_Problem statement_
Identify and copy all lines of the material where the string "comments" is found.

Begin

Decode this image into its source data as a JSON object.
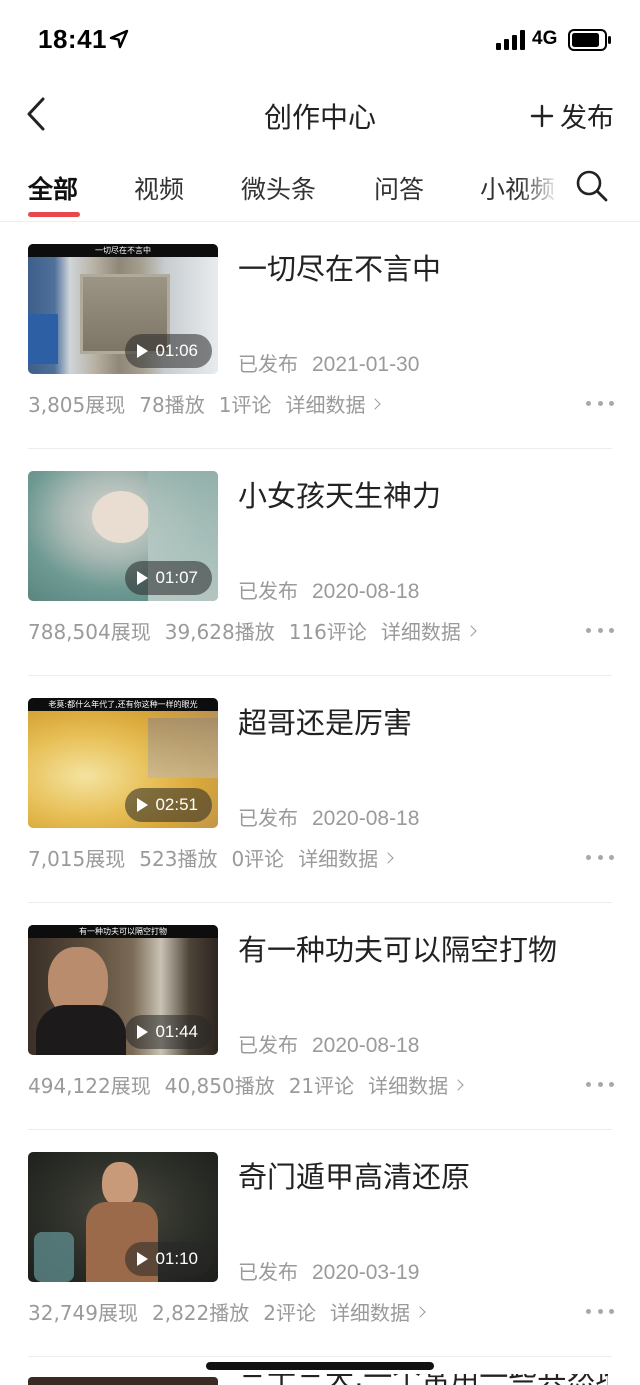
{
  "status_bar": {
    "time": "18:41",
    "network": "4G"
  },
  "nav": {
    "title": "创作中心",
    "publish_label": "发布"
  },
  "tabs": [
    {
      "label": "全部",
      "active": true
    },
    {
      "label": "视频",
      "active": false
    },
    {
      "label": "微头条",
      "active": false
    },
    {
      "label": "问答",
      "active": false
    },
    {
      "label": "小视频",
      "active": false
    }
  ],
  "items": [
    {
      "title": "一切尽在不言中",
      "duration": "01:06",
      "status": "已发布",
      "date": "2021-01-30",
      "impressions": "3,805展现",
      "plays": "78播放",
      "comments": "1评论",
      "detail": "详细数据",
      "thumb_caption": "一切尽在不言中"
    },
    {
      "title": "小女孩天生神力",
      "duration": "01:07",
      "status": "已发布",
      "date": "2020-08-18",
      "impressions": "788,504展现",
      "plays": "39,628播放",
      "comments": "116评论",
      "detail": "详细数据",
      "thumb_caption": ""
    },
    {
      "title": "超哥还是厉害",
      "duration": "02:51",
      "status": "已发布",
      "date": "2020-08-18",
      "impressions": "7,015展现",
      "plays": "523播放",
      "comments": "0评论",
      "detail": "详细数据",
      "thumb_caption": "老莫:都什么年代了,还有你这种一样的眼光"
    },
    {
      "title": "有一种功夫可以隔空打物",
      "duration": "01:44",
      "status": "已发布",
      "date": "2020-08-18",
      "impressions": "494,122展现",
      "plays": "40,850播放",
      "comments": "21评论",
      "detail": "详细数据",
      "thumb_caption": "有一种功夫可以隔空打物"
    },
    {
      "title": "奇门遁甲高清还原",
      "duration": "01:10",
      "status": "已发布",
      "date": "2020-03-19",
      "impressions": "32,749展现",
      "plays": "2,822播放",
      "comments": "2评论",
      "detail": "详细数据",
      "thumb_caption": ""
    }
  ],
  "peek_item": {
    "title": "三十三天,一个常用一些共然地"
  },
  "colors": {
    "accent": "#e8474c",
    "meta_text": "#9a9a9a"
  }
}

End
Begin

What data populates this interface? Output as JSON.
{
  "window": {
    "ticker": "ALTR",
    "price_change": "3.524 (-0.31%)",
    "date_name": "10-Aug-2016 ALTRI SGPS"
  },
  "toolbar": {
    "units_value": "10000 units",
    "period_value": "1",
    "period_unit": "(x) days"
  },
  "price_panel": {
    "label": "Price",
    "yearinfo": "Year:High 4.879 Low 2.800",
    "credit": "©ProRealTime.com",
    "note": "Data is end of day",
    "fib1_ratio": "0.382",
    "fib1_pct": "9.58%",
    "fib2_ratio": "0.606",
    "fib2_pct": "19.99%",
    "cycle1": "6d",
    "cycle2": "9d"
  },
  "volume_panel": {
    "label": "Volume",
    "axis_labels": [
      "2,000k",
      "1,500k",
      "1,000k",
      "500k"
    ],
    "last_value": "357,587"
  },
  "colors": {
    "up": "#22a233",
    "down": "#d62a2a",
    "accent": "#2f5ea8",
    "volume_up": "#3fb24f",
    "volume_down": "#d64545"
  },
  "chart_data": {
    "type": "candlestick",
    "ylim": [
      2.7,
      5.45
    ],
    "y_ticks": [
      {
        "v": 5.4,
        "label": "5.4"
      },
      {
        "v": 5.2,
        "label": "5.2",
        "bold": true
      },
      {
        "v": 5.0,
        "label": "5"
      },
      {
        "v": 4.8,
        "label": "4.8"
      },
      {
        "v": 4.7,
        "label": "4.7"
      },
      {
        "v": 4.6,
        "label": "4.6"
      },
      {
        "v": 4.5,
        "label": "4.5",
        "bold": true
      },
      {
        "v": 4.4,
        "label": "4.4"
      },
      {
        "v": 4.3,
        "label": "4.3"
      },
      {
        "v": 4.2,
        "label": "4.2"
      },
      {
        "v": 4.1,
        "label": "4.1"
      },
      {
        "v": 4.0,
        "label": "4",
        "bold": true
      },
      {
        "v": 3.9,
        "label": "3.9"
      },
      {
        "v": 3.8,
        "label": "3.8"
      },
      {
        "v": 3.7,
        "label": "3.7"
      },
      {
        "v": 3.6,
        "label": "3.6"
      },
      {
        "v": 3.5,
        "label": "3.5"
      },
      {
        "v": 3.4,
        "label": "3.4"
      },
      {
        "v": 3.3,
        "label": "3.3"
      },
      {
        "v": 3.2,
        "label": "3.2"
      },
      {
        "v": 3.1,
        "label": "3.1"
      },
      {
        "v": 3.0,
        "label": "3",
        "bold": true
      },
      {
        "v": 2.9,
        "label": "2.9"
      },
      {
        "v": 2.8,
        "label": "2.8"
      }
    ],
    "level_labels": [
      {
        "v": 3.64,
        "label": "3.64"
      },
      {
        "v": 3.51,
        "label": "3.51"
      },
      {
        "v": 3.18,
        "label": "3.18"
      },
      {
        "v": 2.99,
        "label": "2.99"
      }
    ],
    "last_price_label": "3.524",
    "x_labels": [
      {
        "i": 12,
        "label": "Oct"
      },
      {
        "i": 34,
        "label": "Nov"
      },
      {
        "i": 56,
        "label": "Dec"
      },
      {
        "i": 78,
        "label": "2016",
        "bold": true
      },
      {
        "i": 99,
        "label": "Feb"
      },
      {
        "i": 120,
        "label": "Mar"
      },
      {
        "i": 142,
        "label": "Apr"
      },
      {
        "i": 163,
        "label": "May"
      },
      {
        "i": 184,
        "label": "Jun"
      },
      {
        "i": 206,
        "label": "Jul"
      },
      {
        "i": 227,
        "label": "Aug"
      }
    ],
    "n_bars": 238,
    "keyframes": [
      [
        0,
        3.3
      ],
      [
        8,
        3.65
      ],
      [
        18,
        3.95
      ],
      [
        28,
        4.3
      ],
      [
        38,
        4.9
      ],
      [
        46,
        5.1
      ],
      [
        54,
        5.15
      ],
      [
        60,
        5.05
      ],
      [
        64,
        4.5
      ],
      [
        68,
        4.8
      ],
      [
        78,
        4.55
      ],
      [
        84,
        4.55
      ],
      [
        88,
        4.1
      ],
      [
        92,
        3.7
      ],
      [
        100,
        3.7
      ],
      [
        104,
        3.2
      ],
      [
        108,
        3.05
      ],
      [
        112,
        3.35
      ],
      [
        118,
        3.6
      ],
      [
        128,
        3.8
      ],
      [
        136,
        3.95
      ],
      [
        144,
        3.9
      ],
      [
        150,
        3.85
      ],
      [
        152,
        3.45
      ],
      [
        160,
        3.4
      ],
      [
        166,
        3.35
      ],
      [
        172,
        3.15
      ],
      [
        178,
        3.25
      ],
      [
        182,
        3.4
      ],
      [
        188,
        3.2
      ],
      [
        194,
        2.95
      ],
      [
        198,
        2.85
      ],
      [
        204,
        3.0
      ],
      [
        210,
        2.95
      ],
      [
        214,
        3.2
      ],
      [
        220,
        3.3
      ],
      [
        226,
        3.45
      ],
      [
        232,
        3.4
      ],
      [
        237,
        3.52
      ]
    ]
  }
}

End

_Result of this task_
      "comments": "1评论",
      "comments": "116评论",
      "comments": "0评论",
      "comments": "21评论",
      "comments": "2评论",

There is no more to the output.